>>>>

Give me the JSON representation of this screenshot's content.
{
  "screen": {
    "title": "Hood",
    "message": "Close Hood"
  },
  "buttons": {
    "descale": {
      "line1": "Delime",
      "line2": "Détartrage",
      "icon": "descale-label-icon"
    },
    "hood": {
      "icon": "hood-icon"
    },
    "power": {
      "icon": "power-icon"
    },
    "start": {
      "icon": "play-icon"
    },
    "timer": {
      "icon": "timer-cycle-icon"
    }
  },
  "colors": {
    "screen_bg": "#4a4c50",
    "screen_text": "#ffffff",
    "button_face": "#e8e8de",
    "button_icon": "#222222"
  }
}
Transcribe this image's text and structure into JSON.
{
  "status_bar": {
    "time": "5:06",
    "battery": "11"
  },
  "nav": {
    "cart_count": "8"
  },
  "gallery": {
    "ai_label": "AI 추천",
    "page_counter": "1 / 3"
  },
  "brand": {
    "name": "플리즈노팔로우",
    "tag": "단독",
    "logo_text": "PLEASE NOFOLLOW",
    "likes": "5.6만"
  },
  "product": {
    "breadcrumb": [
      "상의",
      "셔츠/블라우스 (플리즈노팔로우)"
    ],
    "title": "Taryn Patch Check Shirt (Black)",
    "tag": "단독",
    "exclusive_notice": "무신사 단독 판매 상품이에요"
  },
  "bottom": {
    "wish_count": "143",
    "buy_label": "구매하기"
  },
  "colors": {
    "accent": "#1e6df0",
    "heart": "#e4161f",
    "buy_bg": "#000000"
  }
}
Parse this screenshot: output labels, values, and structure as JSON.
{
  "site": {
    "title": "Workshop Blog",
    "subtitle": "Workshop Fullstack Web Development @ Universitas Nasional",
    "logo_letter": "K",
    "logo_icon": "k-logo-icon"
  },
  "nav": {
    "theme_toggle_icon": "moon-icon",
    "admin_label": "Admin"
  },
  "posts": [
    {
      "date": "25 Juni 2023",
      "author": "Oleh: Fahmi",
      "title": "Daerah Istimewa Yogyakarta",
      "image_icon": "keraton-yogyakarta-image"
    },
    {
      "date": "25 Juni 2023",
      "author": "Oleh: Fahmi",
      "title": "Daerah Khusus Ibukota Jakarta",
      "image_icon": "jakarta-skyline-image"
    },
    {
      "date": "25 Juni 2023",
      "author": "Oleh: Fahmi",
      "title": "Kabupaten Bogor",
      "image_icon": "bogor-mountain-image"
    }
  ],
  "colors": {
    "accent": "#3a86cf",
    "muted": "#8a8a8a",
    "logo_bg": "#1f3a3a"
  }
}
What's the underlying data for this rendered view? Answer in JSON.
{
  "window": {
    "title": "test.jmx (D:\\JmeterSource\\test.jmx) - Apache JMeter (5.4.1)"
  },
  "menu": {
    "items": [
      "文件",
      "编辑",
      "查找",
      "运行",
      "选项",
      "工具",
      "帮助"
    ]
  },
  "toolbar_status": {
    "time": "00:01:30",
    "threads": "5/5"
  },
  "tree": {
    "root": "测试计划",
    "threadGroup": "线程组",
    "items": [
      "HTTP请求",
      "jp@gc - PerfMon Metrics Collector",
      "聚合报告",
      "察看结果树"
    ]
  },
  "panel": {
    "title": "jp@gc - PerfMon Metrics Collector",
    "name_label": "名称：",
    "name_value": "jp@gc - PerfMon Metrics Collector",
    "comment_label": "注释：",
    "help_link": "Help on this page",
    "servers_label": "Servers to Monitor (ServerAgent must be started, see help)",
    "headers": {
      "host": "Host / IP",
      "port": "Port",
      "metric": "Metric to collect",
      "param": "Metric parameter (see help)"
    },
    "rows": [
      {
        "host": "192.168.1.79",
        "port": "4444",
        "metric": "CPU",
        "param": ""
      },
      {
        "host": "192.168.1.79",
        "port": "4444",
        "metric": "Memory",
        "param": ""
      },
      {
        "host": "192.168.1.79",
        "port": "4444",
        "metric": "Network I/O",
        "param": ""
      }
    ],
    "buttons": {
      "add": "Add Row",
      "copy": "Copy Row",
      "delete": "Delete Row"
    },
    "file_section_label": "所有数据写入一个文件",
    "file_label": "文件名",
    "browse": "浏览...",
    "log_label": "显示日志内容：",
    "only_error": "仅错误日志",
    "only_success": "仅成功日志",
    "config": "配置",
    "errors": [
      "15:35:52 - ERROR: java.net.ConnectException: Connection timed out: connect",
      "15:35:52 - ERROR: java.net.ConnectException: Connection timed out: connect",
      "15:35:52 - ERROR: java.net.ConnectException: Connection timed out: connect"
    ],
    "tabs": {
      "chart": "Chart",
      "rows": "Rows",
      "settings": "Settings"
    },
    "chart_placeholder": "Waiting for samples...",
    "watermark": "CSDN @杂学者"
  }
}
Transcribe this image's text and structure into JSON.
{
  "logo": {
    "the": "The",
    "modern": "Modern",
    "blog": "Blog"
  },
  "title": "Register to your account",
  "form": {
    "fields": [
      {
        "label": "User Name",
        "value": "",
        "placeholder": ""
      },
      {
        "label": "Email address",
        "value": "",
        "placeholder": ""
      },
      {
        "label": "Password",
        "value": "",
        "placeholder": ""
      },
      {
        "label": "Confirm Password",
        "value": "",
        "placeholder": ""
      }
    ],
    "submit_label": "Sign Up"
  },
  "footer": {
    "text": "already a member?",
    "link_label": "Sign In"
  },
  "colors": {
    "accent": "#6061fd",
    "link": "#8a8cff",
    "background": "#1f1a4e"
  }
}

<<<<

### INSTRUCTION
Copy all of the data. Keep every word exactly as it is.

### WRITTEN SOLUTION
Give me the JSON representation of this screenshot's content.
{
  "screen": {
    "title": "Hood",
    "message": "Close Hood"
  },
  "buttons": {
    "descale": {
      "line1": "Delime",
      "line2": "Détartrage",
      "icon": "descale-label-icon"
    },
    "hood": {
      "icon": "hood-icon"
    },
    "power": {
      "icon": "power-icon"
    },
    "start": {
      "icon": "play-icon"
    },
    "timer": {
      "icon": "timer-cycle-icon"
    }
  },
  "colors": {
    "screen_bg": "#4a4c50",
    "screen_text": "#ffffff",
    "button_face": "#e8e8de",
    "button_icon": "#222222"
  }
}
Transcribe this image's text and structure into JSON.
{
  "status_bar": {
    "time": "5:06",
    "battery": "11"
  },
  "nav": {
    "cart_count": "8"
  },
  "gallery": {
    "ai_label": "AI 추천",
    "page_counter": "1 / 3"
  },
  "brand": {
    "name": "플리즈노팔로우",
    "tag": "단독",
    "logo_text": "PLEASE NOFOLLOW",
    "likes": "5.6만"
  },
  "product": {
    "breadcrumb": [
      "상의",
      "셔츠/블라우스 (플리즈노팔로우)"
    ],
    "title": "Taryn Patch Check Shirt (Black)",
    "tag": "단독",
    "exclusive_notice": "무신사 단독 판매 상품이에요"
  },
  "bottom": {
    "wish_count": "143",
    "buy_label": "구매하기"
  },
  "colors": {
    "accent": "#1e6df0",
    "heart": "#e4161f",
    "buy_bg": "#000000"
  }
}
Parse this screenshot: output labels, values, and structure as JSON.
{
  "site": {
    "title": "Workshop Blog",
    "subtitle": "Workshop Fullstack Web Development @ Universitas Nasional",
    "logo_letter": "K",
    "logo_icon": "k-logo-icon"
  },
  "nav": {
    "theme_toggle_icon": "moon-icon",
    "admin_label": "Admin"
  },
  "posts": [
    {
      "date": "25 Juni 2023",
      "author": "Oleh: Fahmi",
      "title": "Daerah Istimewa Yogyakarta",
      "image_icon": "keraton-yogyakarta-image"
    },
    {
      "date": "25 Juni 2023",
      "author": "Oleh: Fahmi",
      "title": "Daerah Khusus Ibukota Jakarta",
      "image_icon": "jakarta-skyline-image"
    },
    {
      "date": "25 Juni 2023",
      "author": "Oleh: Fahmi",
      "title": "Kabupaten Bogor",
      "image_icon": "bogor-mountain-image"
    }
  ],
  "colors": {
    "accent": "#3a86cf",
    "muted": "#8a8a8a",
    "logo_bg": "#1f3a3a"
  }
}
What's the underlying data for this rendered view? Answer in JSON.
{
  "window": {
    "title": "test.jmx (D:\\JmeterSource\\test.jmx) - Apache JMeter (5.4.1)"
  },
  "menu": {
    "items": [
      "文件",
      "编辑",
      "查找",
      "运行",
      "选项",
      "工具",
      "帮助"
    ]
  },
  "toolbar_status": {
    "time": "00:01:30",
    "threads": "5/5"
  },
  "tree": {
    "root": "测试计划",
    "threadGroup": "线程组",
    "items": [
      "HTTP请求",
      "jp@gc - PerfMon Metrics Collector",
      "聚合报告",
      "察看结果树"
    ]
  },
  "panel": {
    "title": "jp@gc - PerfMon Metrics Collector",
    "name_label": "名称：",
    "name_value": "jp@gc - PerfMon Metrics Collector",
    "comment_label": "注释：",
    "help_link": "Help on this page",
    "servers_label": "Servers to Monitor (ServerAgent must be started, see help)",
    "headers": {
      "host": "Host / IP",
      "port": "Port",
      "metric": "Metric to collect",
      "param": "Metric parameter (see help)"
    },
    "rows": [
      {
        "host": "192.168.1.79",
        "port": "4444",
        "metric": "CPU",
        "param": ""
      },
      {
        "host": "192.168.1.79",
        "port": "4444",
        "metric": "Memory",
        "param": ""
      },
      {
        "host": "192.168.1.79",
        "port": "4444",
        "metric": "Network I/O",
        "param": ""
      }
    ],
    "buttons": {
      "add": "Add Row",
      "copy": "Copy Row",
      "delete": "Delete Row"
    },
    "file_section_label": "所有数据写入一个文件",
    "file_label": "文件名",
    "browse": "浏览...",
    "log_label": "显示日志内容：",
    "only_error": "仅错误日志",
    "only_success": "仅成功日志",
    "config": "配置",
    "errors": [
      "15:35:52 - ERROR: java.net.ConnectException: Connection timed out: connect",
      "15:35:52 - ERROR: java.net.ConnectException: Connection timed out: connect",
      "15:35:52 - ERROR: java.net.ConnectException: Connection timed out: connect"
    ],
    "tabs": {
      "chart": "Chart",
      "rows": "Rows",
      "settings": "Settings"
    },
    "chart_placeholder": "Waiting for samples...",
    "watermark": "CSDN @杂学者"
  }
}
Transcribe this image's text and structure into JSON.
{
  "logo": {
    "the": "The",
    "modern": "Modern",
    "blog": "Blog"
  },
  "title": "Register to your account",
  "form": {
    "fields": [
      {
        "label": "User Name",
        "value": "",
        "placeholder": ""
      },
      {
        "label": "Email address",
        "value": "",
        "placeholder": ""
      },
      {
        "label": "Password",
        "value": "",
        "placeholder": ""
      },
      {
        "label": "Confirm Password",
        "value": "",
        "placeholder": ""
      }
    ],
    "submit_label": "Sign Up"
  },
  "footer": {
    "text": "already a member?",
    "link_label": "Sign In"
  },
  "colors": {
    "accent": "#6061fd",
    "link": "#8a8cff",
    "background": "#1f1a4e"
  }
}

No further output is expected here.